▶ **OBJECTIVE**:
Wherever the string "title" occurs in a line of these records, report that line.

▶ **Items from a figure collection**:
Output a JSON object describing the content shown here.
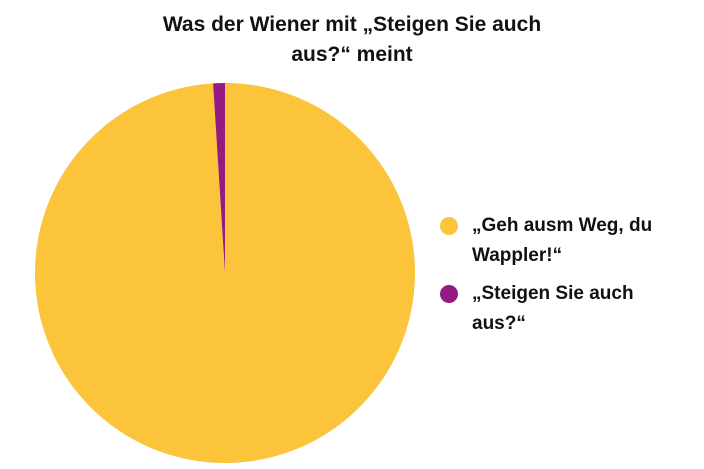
{
  "chart_data": {
    "type": "pie",
    "title": "Was der Wiener mit „Steigen Sie auch aus?“ meint",
    "categories": [
      "„Geh ausm Weg, du Wappler!“",
      "„Steigen Sie auch aus?“"
    ],
    "values": [
      99,
      1
    ],
    "colors": [
      "#fbc43a",
      "#951b81"
    ],
    "legend": "right"
  }
}
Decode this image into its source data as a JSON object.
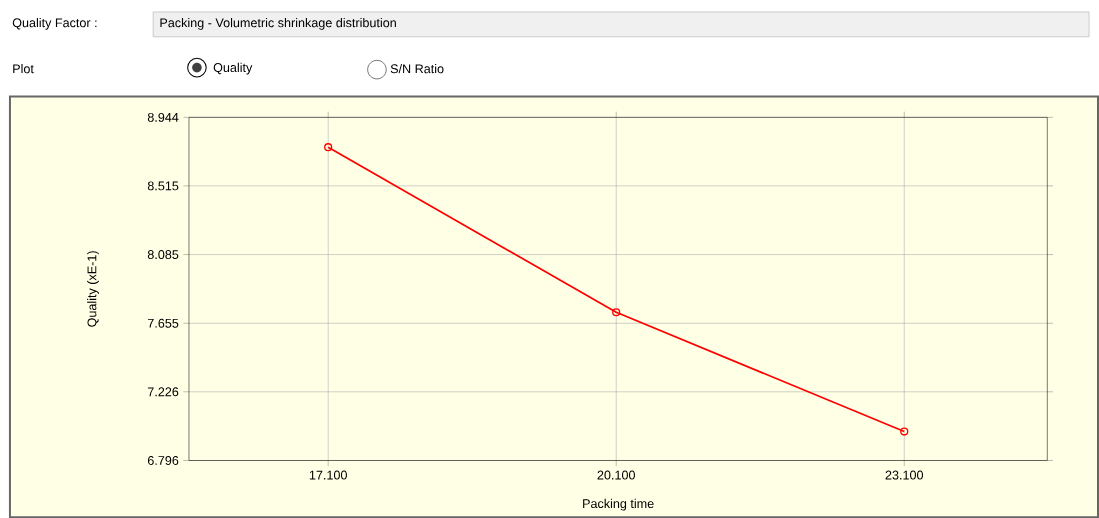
{
  "chart_data": {
    "type": "line",
    "xlabel": "Packing time",
    "ylabel": "Quality (xE-1)",
    "annotations": [
      "Quality Factor :",
      "Packing - Volumetric shrinkage distribution",
      "Plot",
      "Quality",
      "S/N Ratio"
    ],
    "x": [
      17.1,
      20.1,
      23.1
    ],
    "series": [
      {
        "color": "#ff0000",
        "values": [
          8.757,
          7.724,
          6.977
        ]
      }
    ],
    "xlim": [
      15.65,
      24.59
    ],
    "ylim": [
      6.796,
      8.944
    ],
    "xticks": [
      {
        "value": 17.1,
        "label": "17.100"
      },
      {
        "value": 20.1,
        "label": "20.100"
      },
      {
        "value": 23.1,
        "label": "23.100"
      }
    ],
    "yticks": [
      6.796,
      7.226,
      7.655,
      8.085,
      8.515,
      8.944
    ],
    "grid": true,
    "marker": "circle",
    "line_style": "solid"
  }
}
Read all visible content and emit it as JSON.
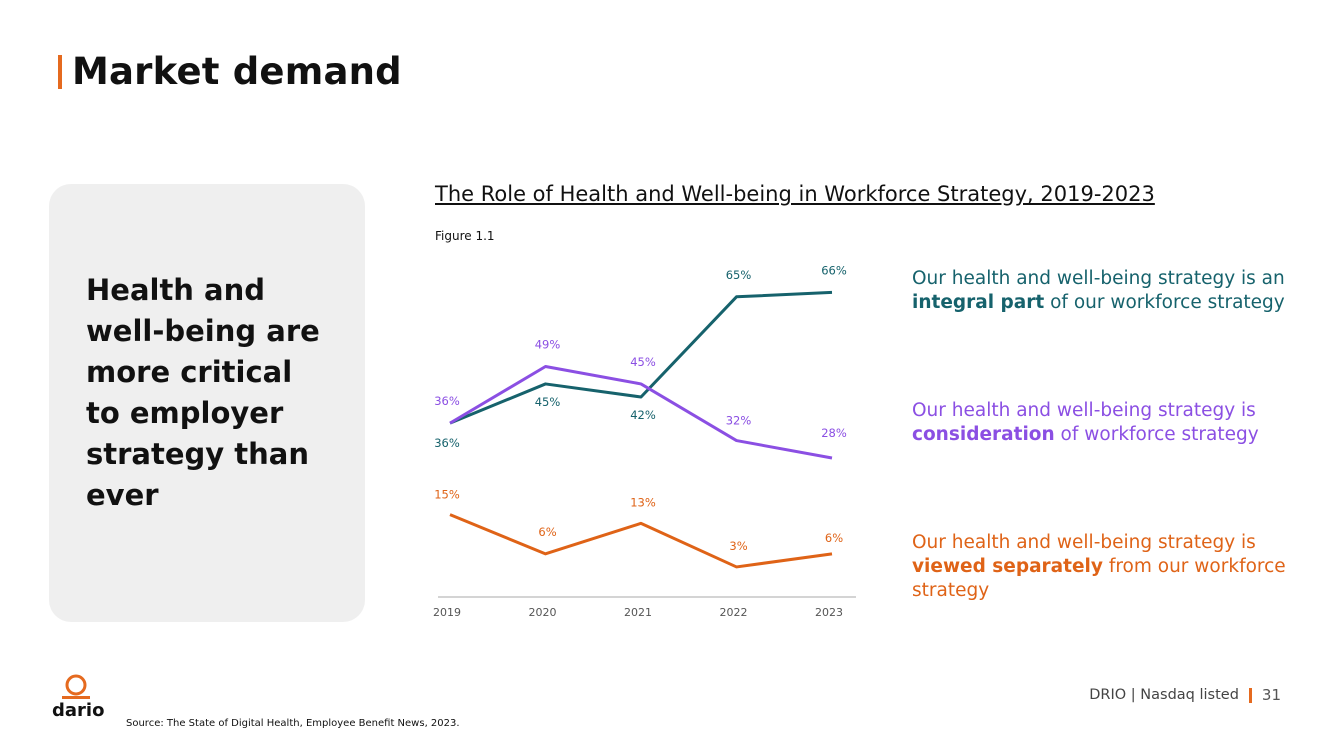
{
  "slide": {
    "title": "Market demand",
    "card_text": "Health and well-being are more critical to employer strategy than ever",
    "source": "Source: The State of Digital Health, Employee Benefit News, 2023.",
    "footer_text": "DRIO | Nasdaq listed",
    "page_number": "31",
    "logo_text": "dario"
  },
  "legend": {
    "integral": {
      "pre": "Our health and well-being strategy is an ",
      "bold": "integral part",
      "post": " of our workforce strategy"
    },
    "consideration": {
      "pre": "Our health and well-being strategy is ",
      "bold": "consideration",
      "post": " of workforce strategy"
    },
    "separate": {
      "pre": "Our health and well-being strategy is ",
      "bold": "viewed separately",
      "post": " from our workforce strategy"
    }
  },
  "chart_data": {
    "type": "line",
    "title": "The Role of Health and Well-being in Workforce Strategy, 2019-2023",
    "figure_label": "Figure 1.1",
    "categories": [
      "2019",
      "2020",
      "2021",
      "2022",
      "2023"
    ],
    "ylim": [
      0,
      70
    ],
    "grid": false,
    "series": [
      {
        "name": "integral part",
        "color": "#16626c",
        "values": [
          36,
          45,
          42,
          65,
          66
        ],
        "labels": [
          "36%",
          "45%",
          "42%",
          "65%",
          "66%"
        ]
      },
      {
        "name": "consideration",
        "color": "#8b4fe3",
        "values": [
          36,
          49,
          45,
          32,
          28
        ],
        "labels": [
          "36%",
          "49%",
          "45%",
          "32%",
          "28%"
        ]
      },
      {
        "name": "viewed separately",
        "color": "#df6317",
        "values": [
          15,
          6,
          13,
          3,
          6
        ],
        "labels": [
          "15%",
          "6%",
          "13%",
          "3%",
          "6%"
        ]
      }
    ]
  }
}
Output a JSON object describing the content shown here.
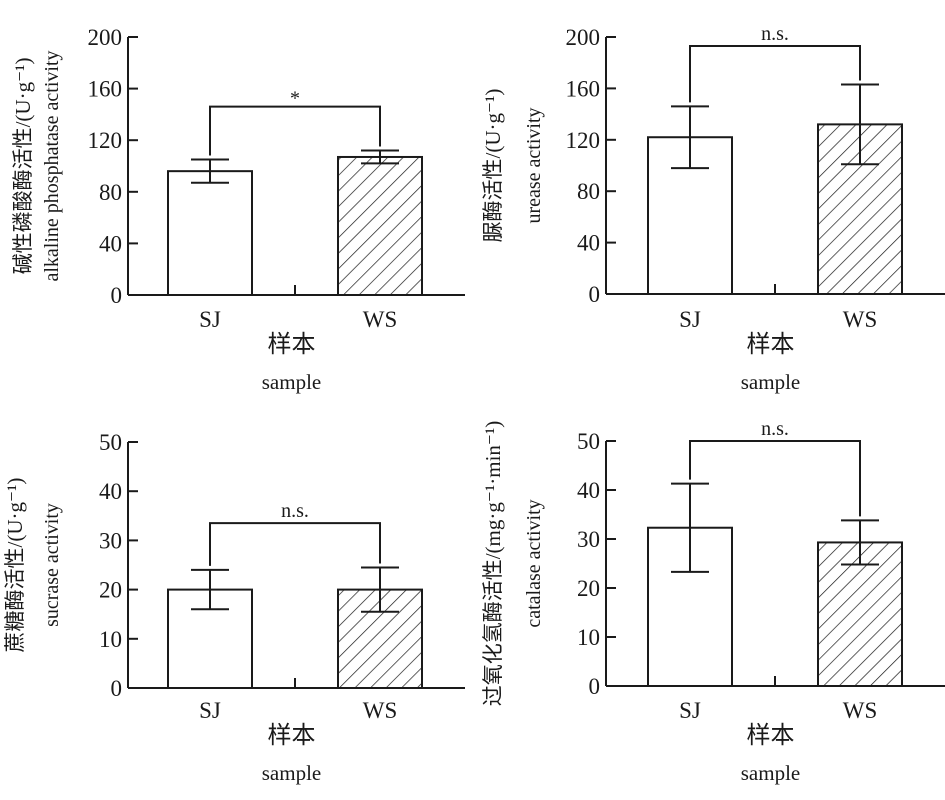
{
  "chart_data": [
    {
      "type": "bar",
      "panel": "top-left",
      "categories": [
        "SJ",
        "WS"
      ],
      "values": [
        96,
        107
      ],
      "errors": [
        9,
        5
      ],
      "patterns": [
        "plain",
        "hatched"
      ],
      "ylim": [
        0,
        200
      ],
      "yticks": [
        0,
        40,
        80,
        120,
        160,
        200
      ],
      "ylabel_cn": "碱性磷酸酶活性/(U·g⁻¹)",
      "ylabel_en": "alkaline phosphatase activity",
      "xlabel_cn": "样本",
      "xlabel_en": "sample",
      "significance": "*",
      "bracket_y": 146
    },
    {
      "type": "bar",
      "panel": "top-right",
      "categories": [
        "SJ",
        "WS"
      ],
      "values": [
        122,
        132
      ],
      "errors": [
        24,
        31
      ],
      "patterns": [
        "plain",
        "hatched"
      ],
      "ylim": [
        0,
        200
      ],
      "yticks": [
        0,
        40,
        80,
        120,
        160,
        200
      ],
      "ylabel_cn": "脲酶活性/(U·g⁻¹)",
      "ylabel_en": "urease activity",
      "xlabel_cn": "样本",
      "xlabel_en": "sample",
      "significance": "n.s.",
      "bracket_y": 193
    },
    {
      "type": "bar",
      "panel": "bottom-left",
      "categories": [
        "SJ",
        "WS"
      ],
      "values": [
        20,
        20
      ],
      "errors": [
        4,
        4.5
      ],
      "patterns": [
        "plain",
        "hatched"
      ],
      "ylim": [
        0,
        50
      ],
      "yticks": [
        0,
        10,
        20,
        30,
        40,
        50
      ],
      "ylabel_cn": "蔗糖酶活性/(U·g⁻¹)",
      "ylabel_en": "sucrase activity",
      "xlabel_cn": "样本",
      "xlabel_en": "sample",
      "significance": "n.s.",
      "bracket_y": 33.5
    },
    {
      "type": "bar",
      "panel": "bottom-right",
      "categories": [
        "SJ",
        "WS"
      ],
      "values": [
        32.3,
        29.3
      ],
      "errors": [
        9,
        4.5
      ],
      "patterns": [
        "plain",
        "hatched"
      ],
      "ylim": [
        0,
        50
      ],
      "yticks": [
        0,
        10,
        20,
        30,
        40,
        50
      ],
      "ylabel_cn": "过氧化氢酶活性/(mg·g⁻¹·min⁻¹)",
      "ylabel_en": "catalase activity",
      "xlabel_cn": "样本",
      "xlabel_en": "sample",
      "significance": "n.s.",
      "bracket_y": 50
    }
  ]
}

▶ **THE OUTPUT**:
    "title": "Was der Wiener mit „Steigen Sie auch aus?“ meint",
    "title": "Market demand",
    "title": "The Role of Health and Well-being in Workforce Strategy, 2019-2023",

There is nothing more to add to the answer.